### TEXT BLOCK:

★ ★ ★

Yonder Is The Clock comes after the band’s self-titled album in 2008 and, like that recording, sees the group moving away from Ian Felice as the central contributor and toward a more collaborative approach. The group continues to utilize sound effects in their recordings, mixing everything from the sounds of a concert audience to noises recorded in a chicken coop. These, however, play a subtler role on Yonder Is the Clock.

The Felice Brothers released another limited-edition work entitled Mix Tape in October 2009. Both albums reveal the phasing out of Simone Felice and his gradual replacement, with Christmas Clapton singing “Ahab” and every member of the band (except Simone) contributing vocals on “Marie.” Simone Felice has left the band to join Duke and The King.

Where the band is heading remains uncertain. In concerts, they’ve begun performing earlier work in new arrangements. “Frankie’s Gun” is now sung in a spoken-word style, “Take This Bread” occasionally features friends of the band singing a lengthy rap in the middle, and “Whiskey In My Whiskey,” a song first done in classic country style, is faster live and performed with a rock ‘n’ roll feel. All this may indicate restlessness on the part of the group, a need to do something fresh and new.

The band’s background and experiences have given their best music a depth and humane quality one has to admire. Songs such as “Penn Station,” “Rockefeller Druglaw Blues,” and “Greatest Show On Earth” express honest and genuine feelings about some of the most impoverished and desperate sections of the population. The recurring theme of death in a number of their songs, along with characters who seem to be “swallowed up” by history, suggests the group does not see a way out of the conditions they criticize. At times, the overall impact of Yonder Is the Clock is diminished by the inclusion of less interesting anthemic or “party” songs. One wonders if they were included simply because the group felt they needed to lighten the mood.

The Felice Brothers’ strongest music, with its emotional richness and genuine feeling for people who are struggling and burdened by the cares of the world, is worth hearing. They are a group to keep an eye on.

★ ★ ★

### TASK PROMPT:
Reproduce the passage of the Felice Brothers text that begins with "Where the band" and ends after "fresh and new.".

### PROVIDED DATA:
★ ★ ★

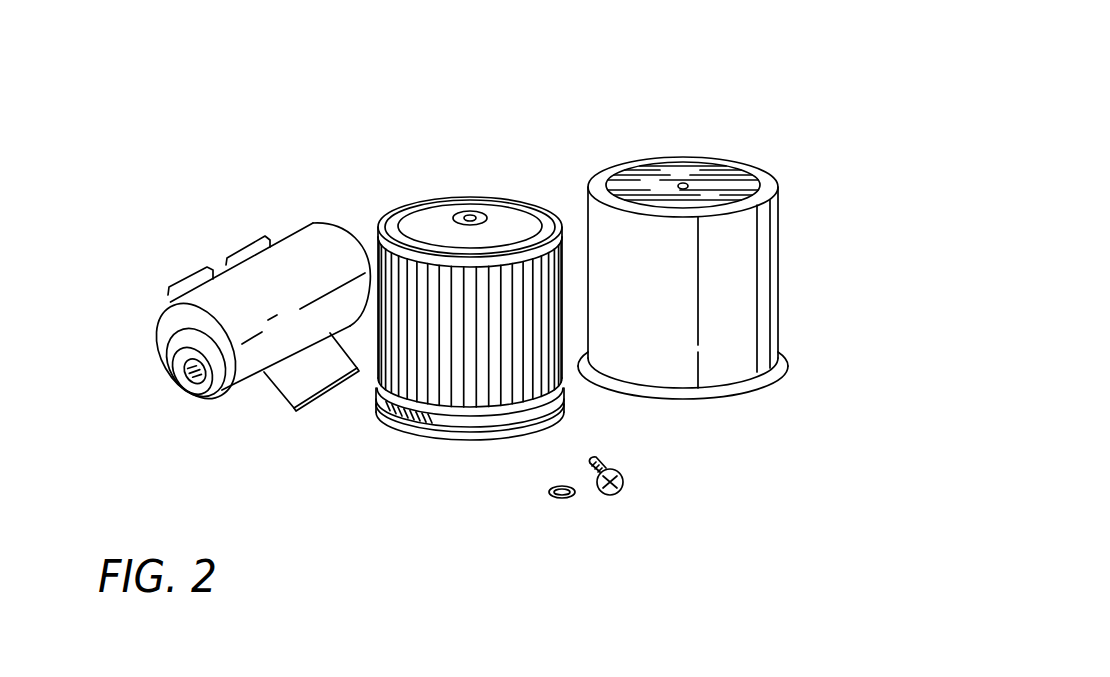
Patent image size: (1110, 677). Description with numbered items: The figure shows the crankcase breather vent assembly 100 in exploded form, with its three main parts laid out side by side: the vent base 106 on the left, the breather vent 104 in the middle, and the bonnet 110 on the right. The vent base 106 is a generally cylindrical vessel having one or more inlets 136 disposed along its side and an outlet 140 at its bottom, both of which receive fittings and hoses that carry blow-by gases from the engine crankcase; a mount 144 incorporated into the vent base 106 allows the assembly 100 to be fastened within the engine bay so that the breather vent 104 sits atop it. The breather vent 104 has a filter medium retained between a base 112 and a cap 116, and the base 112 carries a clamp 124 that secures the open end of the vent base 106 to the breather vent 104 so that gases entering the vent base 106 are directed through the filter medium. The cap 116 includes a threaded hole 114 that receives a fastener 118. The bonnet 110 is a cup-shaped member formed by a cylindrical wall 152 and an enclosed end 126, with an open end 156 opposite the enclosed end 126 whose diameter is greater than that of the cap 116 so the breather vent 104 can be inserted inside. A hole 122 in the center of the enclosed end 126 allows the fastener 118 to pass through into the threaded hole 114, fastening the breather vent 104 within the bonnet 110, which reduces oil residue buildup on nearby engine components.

The crankcase breather vent assembly 100 is at (553, 78).
The breather vent 104 is at (489, 466).
The vent base 106 is at (192, 443).
The bonnet 110 is at (714, 94).
The base 112 is at (445, 410).
The threaded hole 114 is at (467, 216).
The cap 116 is at (393, 215).
The fastener 118 is at (620, 486).
The hole 122 is at (685, 184).
The clamp 124 is at (393, 418).
The enclosed end 126 is at (655, 157).
The inlets 136 is at (230, 252).
The outlet 140 is at (168, 360).
The mount 144 is at (293, 383).
The cylindrical wall 152 is at (757, 258).
The open end 156 is at (752, 398).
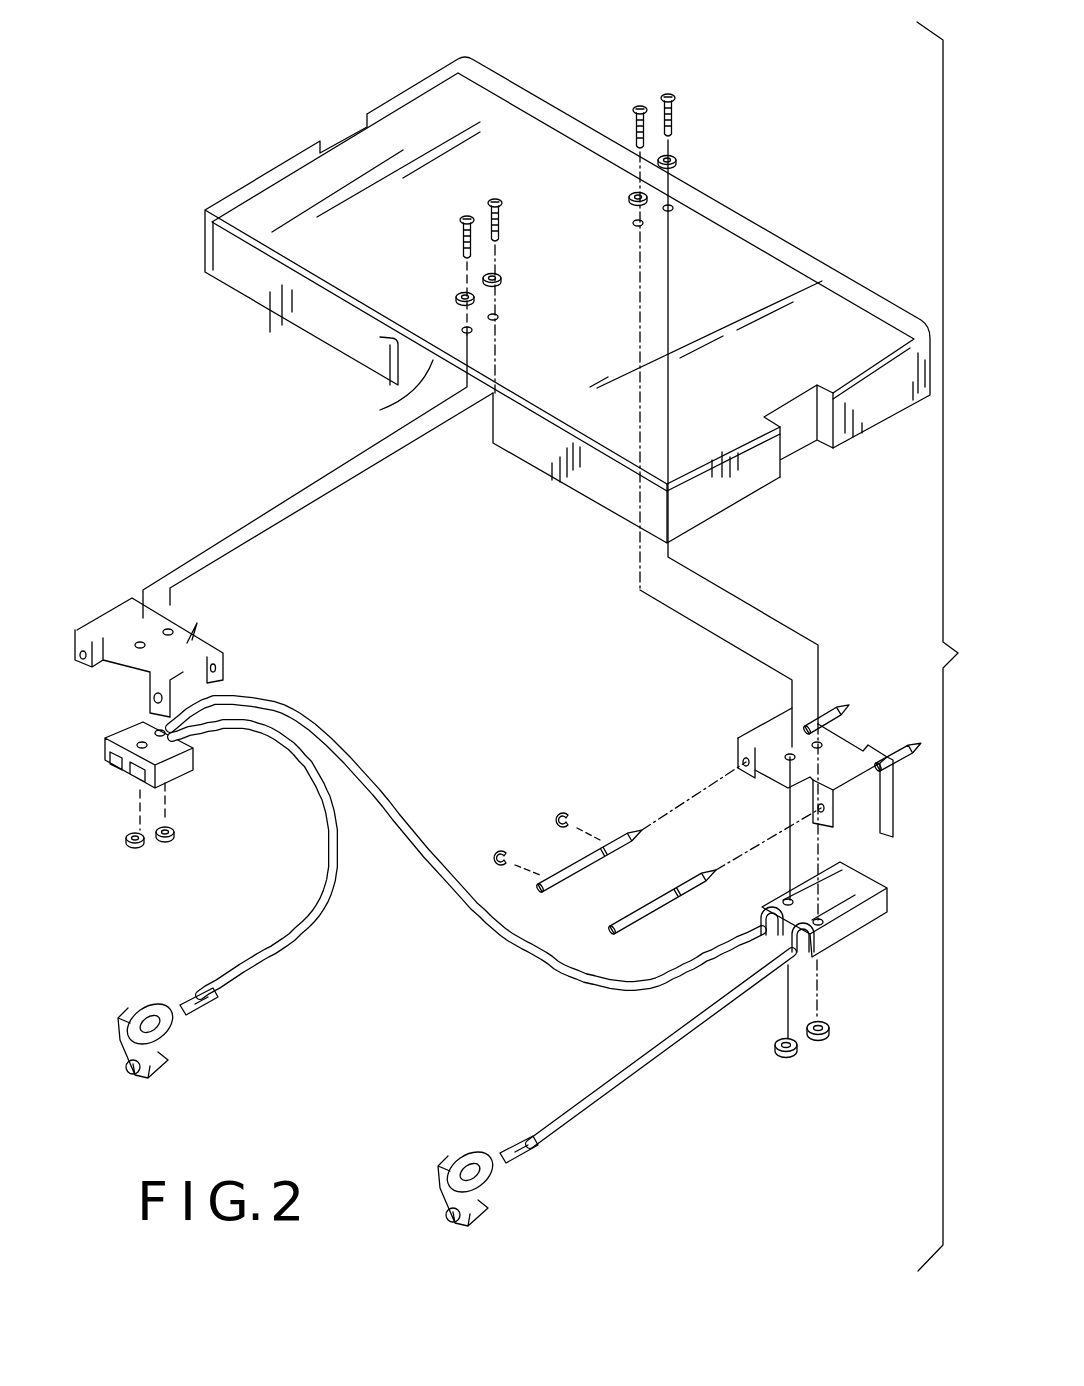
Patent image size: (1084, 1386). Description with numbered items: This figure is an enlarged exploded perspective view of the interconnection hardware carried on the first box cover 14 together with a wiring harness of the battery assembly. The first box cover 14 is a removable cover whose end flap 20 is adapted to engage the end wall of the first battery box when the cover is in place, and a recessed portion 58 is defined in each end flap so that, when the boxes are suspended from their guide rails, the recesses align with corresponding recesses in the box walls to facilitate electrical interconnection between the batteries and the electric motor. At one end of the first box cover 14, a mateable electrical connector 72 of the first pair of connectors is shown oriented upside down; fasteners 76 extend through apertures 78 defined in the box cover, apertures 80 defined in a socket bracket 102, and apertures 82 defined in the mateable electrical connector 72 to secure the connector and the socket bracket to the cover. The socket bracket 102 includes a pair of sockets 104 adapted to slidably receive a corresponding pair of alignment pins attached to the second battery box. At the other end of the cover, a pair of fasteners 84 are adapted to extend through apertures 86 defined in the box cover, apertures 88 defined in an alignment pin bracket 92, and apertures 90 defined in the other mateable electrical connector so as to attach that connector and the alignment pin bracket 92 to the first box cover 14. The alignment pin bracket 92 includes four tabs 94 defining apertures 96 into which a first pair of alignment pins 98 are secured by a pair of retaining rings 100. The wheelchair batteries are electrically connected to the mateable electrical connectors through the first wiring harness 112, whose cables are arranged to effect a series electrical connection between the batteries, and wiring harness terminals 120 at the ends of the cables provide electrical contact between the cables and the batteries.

The first box cover 14 is at (457, 105).
The end flap 20 is at (255, 283).
The recessed portion 58 is at (380, 410).
The mateable electrical connector 72 is at (177, 772).
The fasteners 76 is at (488, 204).
The apertures 78 is at (498, 318).
The apertures 80 is at (145, 645).
The apertures 82 is at (165, 733).
The fasteners 84 is at (664, 94).
The apertures 86 is at (646, 224).
The apertures 88 is at (796, 754).
The apertures 90 is at (783, 902).
The alignment pin bracket 92 is at (768, 720).
The tabs 94 is at (737, 752).
The apertures 96 is at (745, 766).
The alignment pins 98 is at (577, 868).
The retaining rings 100 is at (556, 818).
The socket bracket 102 is at (107, 608).
The sockets 104 is at (92, 665).
The first wiring harness 112 is at (603, 1039).
The wiring harness terminals 120 is at (180, 1047).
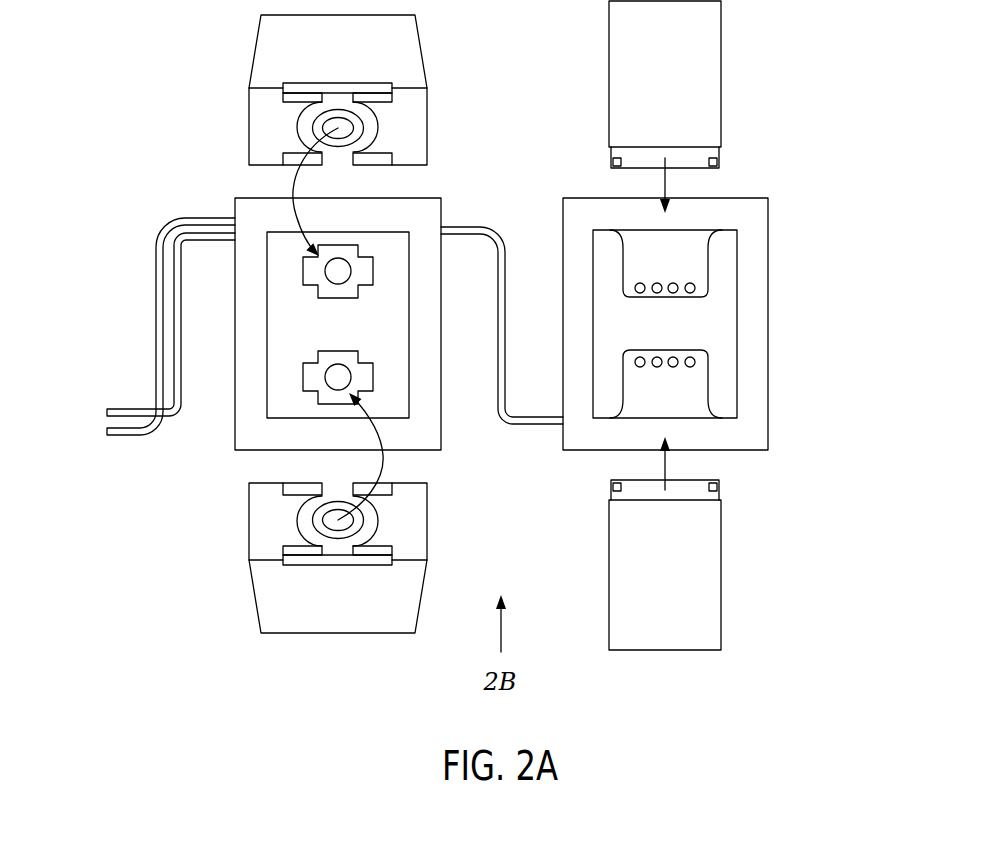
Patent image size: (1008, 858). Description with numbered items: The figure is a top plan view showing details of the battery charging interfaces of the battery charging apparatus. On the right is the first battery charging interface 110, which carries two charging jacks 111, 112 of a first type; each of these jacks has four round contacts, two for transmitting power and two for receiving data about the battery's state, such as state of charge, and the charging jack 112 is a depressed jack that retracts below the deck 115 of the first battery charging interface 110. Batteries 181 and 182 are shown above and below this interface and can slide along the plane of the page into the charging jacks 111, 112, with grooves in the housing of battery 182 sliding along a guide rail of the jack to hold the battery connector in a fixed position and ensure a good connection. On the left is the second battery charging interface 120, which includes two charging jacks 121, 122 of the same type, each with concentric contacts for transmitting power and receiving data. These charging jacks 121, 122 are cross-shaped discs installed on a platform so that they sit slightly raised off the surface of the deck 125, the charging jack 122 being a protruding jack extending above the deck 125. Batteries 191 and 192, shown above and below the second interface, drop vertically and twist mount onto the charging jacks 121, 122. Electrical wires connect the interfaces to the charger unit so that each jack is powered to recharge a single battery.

The first battery charging interface 110 is at (722, 328).
The charging jack 111 is at (685, 275).
The charging jack 112 is at (692, 402).
The deck 115 is at (693, 335).
The second battery charging interface 120 is at (284, 402).
The charging jack 121 is at (360, 265).
The charging jack 122 is at (362, 377).
The deck 125 is at (387, 325).
The battery 181 is at (645, 70).
The battery 182 is at (645, 611).
The battery 191 is at (318, 59).
The battery 192 is at (318, 611).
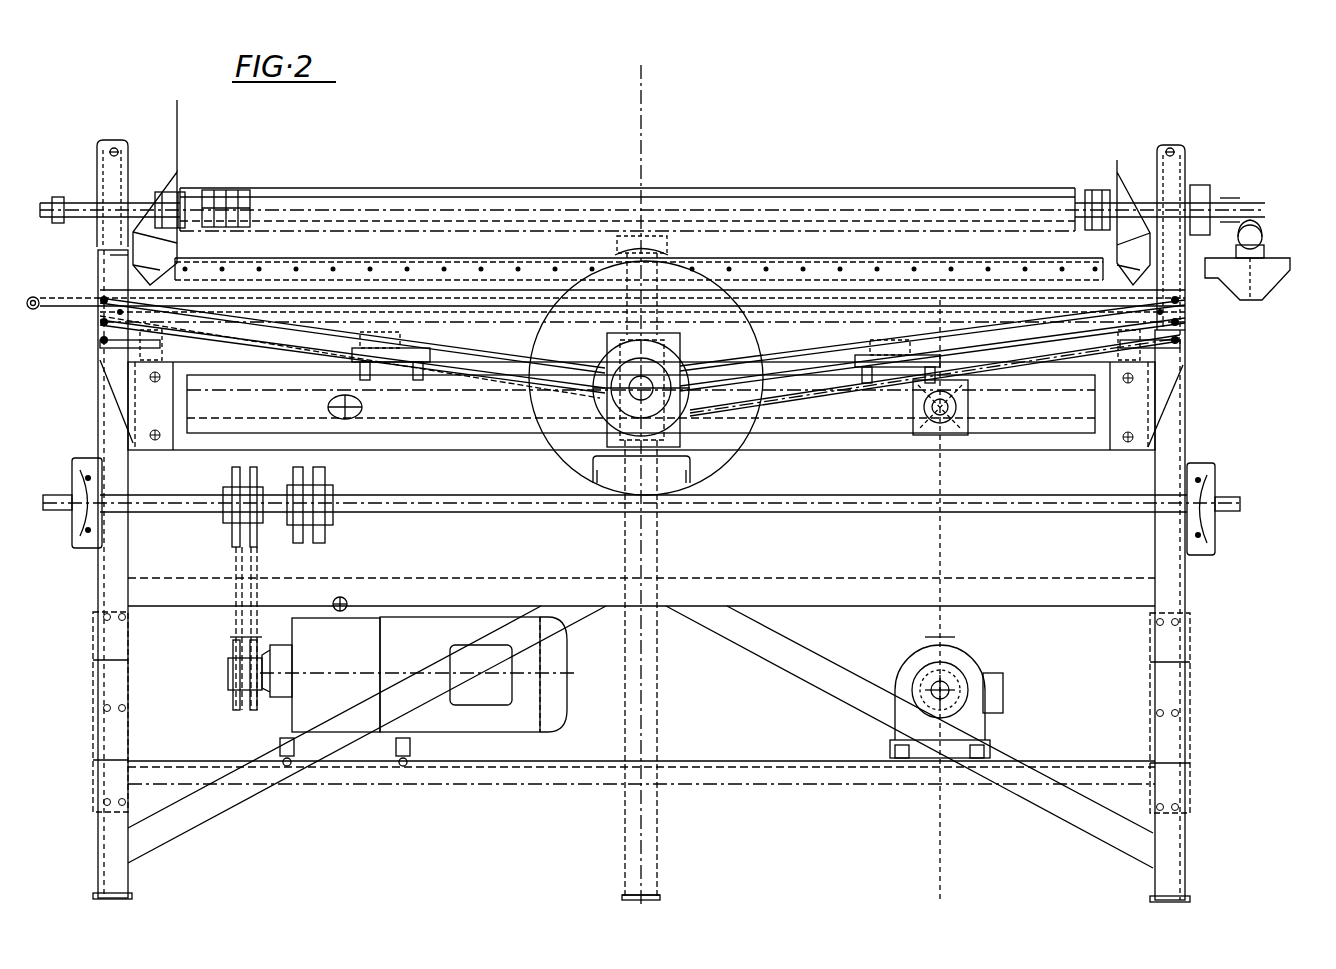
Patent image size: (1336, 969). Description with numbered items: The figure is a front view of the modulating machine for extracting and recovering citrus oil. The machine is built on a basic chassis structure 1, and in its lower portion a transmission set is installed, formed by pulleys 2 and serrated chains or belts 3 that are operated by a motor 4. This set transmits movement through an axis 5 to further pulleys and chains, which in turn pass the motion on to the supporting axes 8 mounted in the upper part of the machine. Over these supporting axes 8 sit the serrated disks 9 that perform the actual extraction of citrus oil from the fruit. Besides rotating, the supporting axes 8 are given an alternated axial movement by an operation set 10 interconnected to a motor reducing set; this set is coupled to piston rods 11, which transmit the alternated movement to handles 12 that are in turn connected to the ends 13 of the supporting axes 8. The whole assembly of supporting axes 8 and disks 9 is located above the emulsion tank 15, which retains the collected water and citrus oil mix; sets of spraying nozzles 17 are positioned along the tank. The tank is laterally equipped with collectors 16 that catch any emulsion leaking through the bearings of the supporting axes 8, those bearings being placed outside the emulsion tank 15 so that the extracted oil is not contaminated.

The chassis structure 1 is at (1165, 850).
The pulleys 2 is at (233, 528).
The serrated chains or belts 3 is at (235, 625).
The motor 4 is at (485, 715).
The axis 5 is at (406, 508).
The supporting axes 8 is at (428, 205).
The serrated disks 9 is at (234, 190).
The operation set 10 is at (680, 253).
The piston rods 11 is at (798, 400).
The handles 12 is at (1262, 298).
The ends 13 is at (1213, 203).
The emulsion tank 15 is at (928, 273).
The collectors 16 is at (1168, 172).
The spraying nozzles 17 is at (1107, 200).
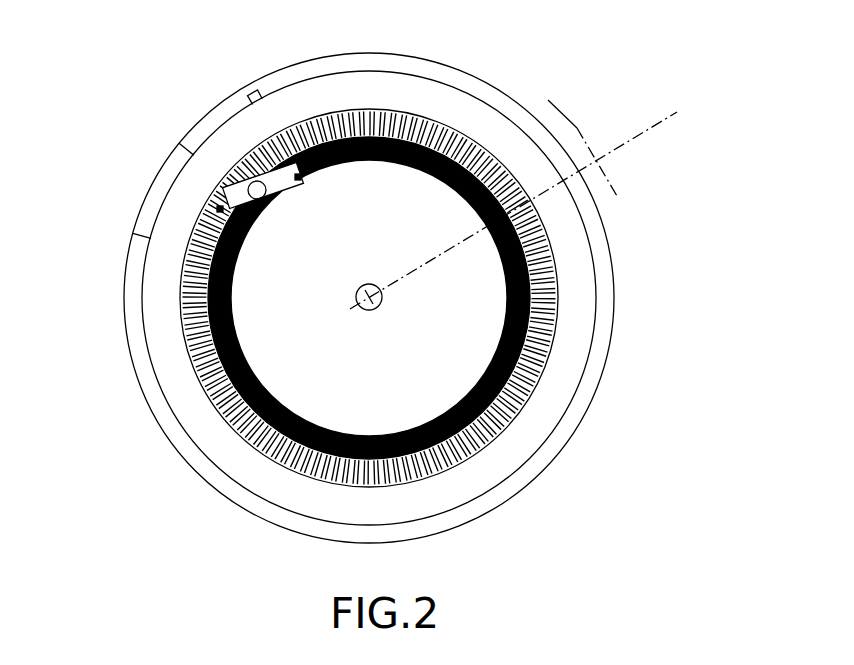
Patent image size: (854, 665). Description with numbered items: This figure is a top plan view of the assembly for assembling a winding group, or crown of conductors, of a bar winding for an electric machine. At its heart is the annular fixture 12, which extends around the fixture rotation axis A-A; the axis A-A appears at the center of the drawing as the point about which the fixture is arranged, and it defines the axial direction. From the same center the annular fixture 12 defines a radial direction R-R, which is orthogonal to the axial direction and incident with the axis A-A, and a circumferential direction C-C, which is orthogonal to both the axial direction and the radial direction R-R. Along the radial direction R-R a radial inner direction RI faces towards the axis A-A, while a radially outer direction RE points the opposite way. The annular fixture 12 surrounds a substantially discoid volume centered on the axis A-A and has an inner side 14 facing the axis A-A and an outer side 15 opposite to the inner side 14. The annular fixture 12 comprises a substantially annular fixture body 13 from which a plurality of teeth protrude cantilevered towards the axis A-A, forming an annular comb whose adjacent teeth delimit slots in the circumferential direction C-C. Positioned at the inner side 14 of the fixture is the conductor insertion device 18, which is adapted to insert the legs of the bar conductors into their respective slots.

The annular fixture 12 is at (594, 285).
The fixture body 13 is at (523, 432).
The inner side 14 is at (400, 171).
The outer side 15 is at (467, 48).
The conductor insertion device 18 is at (229, 172).
The fixture rotation axis A-A is at (360, 306).
The radial direction R-R is at (640, 126).
The circumferential direction C-C is at (575, 127).
The radially outer direction RE is at (596, 125).
The radial inner direction RI is at (604, 183).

★ ★ ★

### RESULT BELOW:
Where the band is heading remains uncertain. In concerts, they’ve begun performing earlier work in new arrangements. “Frankie’s Gun” is now sung in a spoken-word style, “Take This Bread” occasionally features friends of the band singing a lengthy rap in the middle, and “Whiskey In My Whiskey,” a song first done in classic country style, is faster live and performed with a rock ‘n’ roll feel. All this may indicate restlessness on the part of the group, a need to do something fresh and new.